Extracted material —
----
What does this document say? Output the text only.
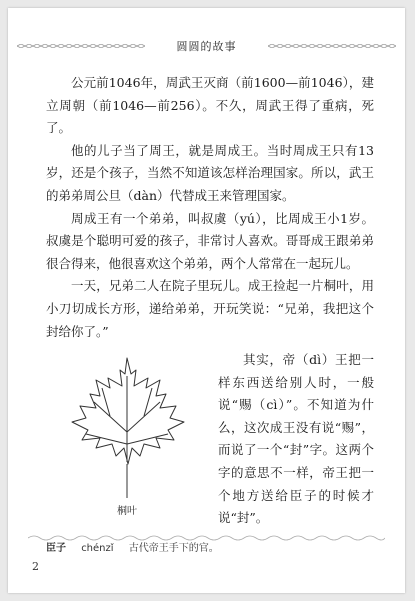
圆圆的故事

公元前1046年，周武王灭商（前1600—前1046），建立周朝（前1046—前256）。不久，周武王得了重病，死了。

他的儿子当了周王，就是周成王。当时周成王只有13岁，还是个孩子，当然不知道该怎样治理国家。所以，武王的弟弟周公旦（dàn）代替成王来管理国家。

周成王有一个弟弟，叫叔虞（yú），比周成王小1岁。叔虞是个聪明可爱的孩子，非常讨人喜欢。哥哥成王跟弟弟很合得来，他很喜欢这个弟弟，两个人常常在一起玩儿。

一天，兄弟二人在院子里玩儿。成王捡起一片桐叶，用小刀切成长方形，递给弟弟，开玩笑说：“兄弟，我把这个封给你了。”

桐叶

其实，帝（dì）王把一样东西送给别人时，一般说“赐（cì）”。不知道为什么，这次成王没有说“赐”，而说了一个“封”字。这两个字的意思不一样，帝王把一个地方送给臣子的时候才说“封”。

臣子 chénzǐ 古代帝王手下的官。
2
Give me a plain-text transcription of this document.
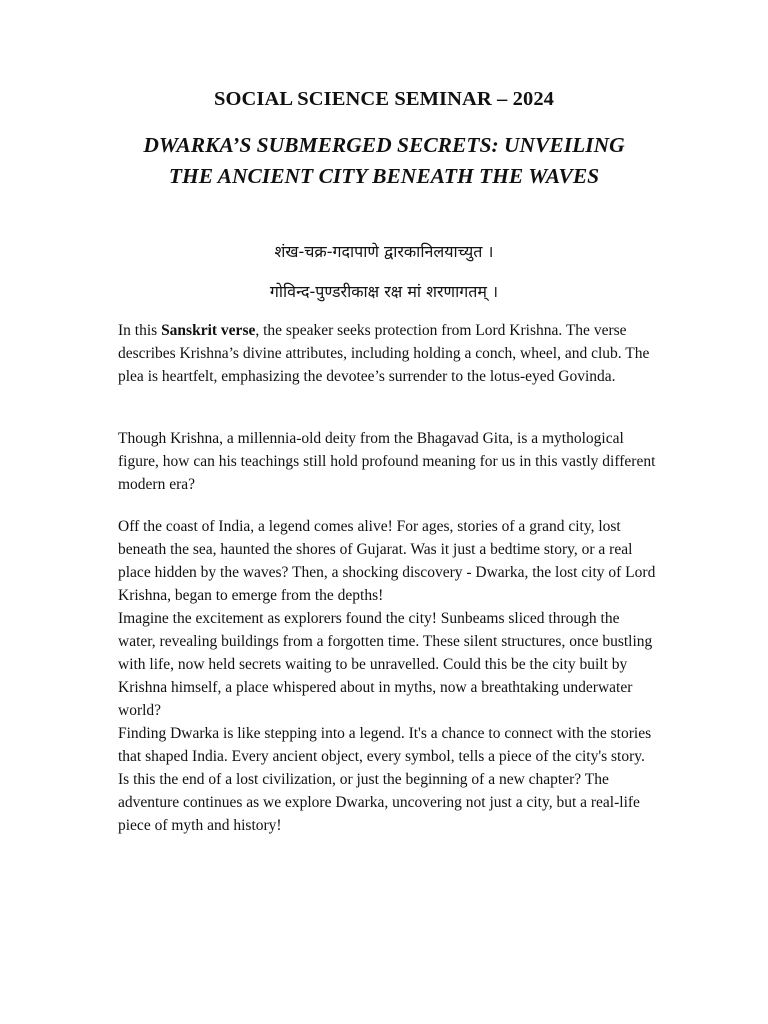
SOCIAL SCIENCE SEMINAR – 2024
DWARKA’S SUBMERGED SECRETS: UNVEILING
THE ANCIENT CITY BENEATH THE WAVES

शंख-चक्र-गदापाणे द्वारकानिलयाच्युत ।

गोविन्द-पुण्डरीकाक्ष रक्ष मां शरणागतम् ।

In this Sanskrit verse, the speaker seeks protection from Lord Krishna. The verse describes Krishna’s divine attributes, including holding a conch, wheel, and club. The plea is heartfelt, emphasizing the devotee’s surrender to the lotus-eyed Govinda.

Though Krishna, a millennia-old deity from the Bhagavad Gita, is a mythological figure, how can his teachings still hold profound meaning for us in this vastly different modern era?

Off the coast of India, a legend comes alive! For ages, stories of a grand city, lost beneath the sea, haunted the shores of Gujarat. Was it just a bedtime story, or a real place hidden by the waves? Then, a shocking discovery - Dwarka, the lost city of Lord Krishna, began to emerge from the depths!
Imagine the excitement as explorers found the city! Sunbeams sliced through the water, revealing buildings from a forgotten time. These silent structures, once bustling with life, now held secrets waiting to be unravelled. Could this be the city built by Krishna himself, a place whispered about in myths, now a breathtaking underwater world?
Finding Dwarka is like stepping into a legend. It's a chance to connect with the stories that shaped India. Every ancient object, every symbol, tells a piece of the city's story. Is this the end of a lost civilization, or just the beginning of a new chapter? The adventure continues as we explore Dwarka, uncovering not just a city, but a real-life piece of myth and history!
----
Aim —
In the entries above, identify every line with the word "story". Copy those lines.

Solution for this exercise —
Off the coast of India, a legend comes alive! For ages, stories of a grand city, lost beneath the sea, haunted the shores of Gujarat. Was it just a bedtime story, or a real place hidden by the waves? Then, a shocking discovery - Dwarka, the lost city of Lord Krishna, began to emerge from the depths!
Finding Dwarka is like stepping into a legend. It's a chance to connect with the stories that shaped India. Every ancient object, every symbol, tells a piece of the city's story. Is this the end of a lost civilization, or just the beginning of a new chapter? The adventure continues as we explore Dwarka, uncovering not just a city, but a real-life piece of myth and history!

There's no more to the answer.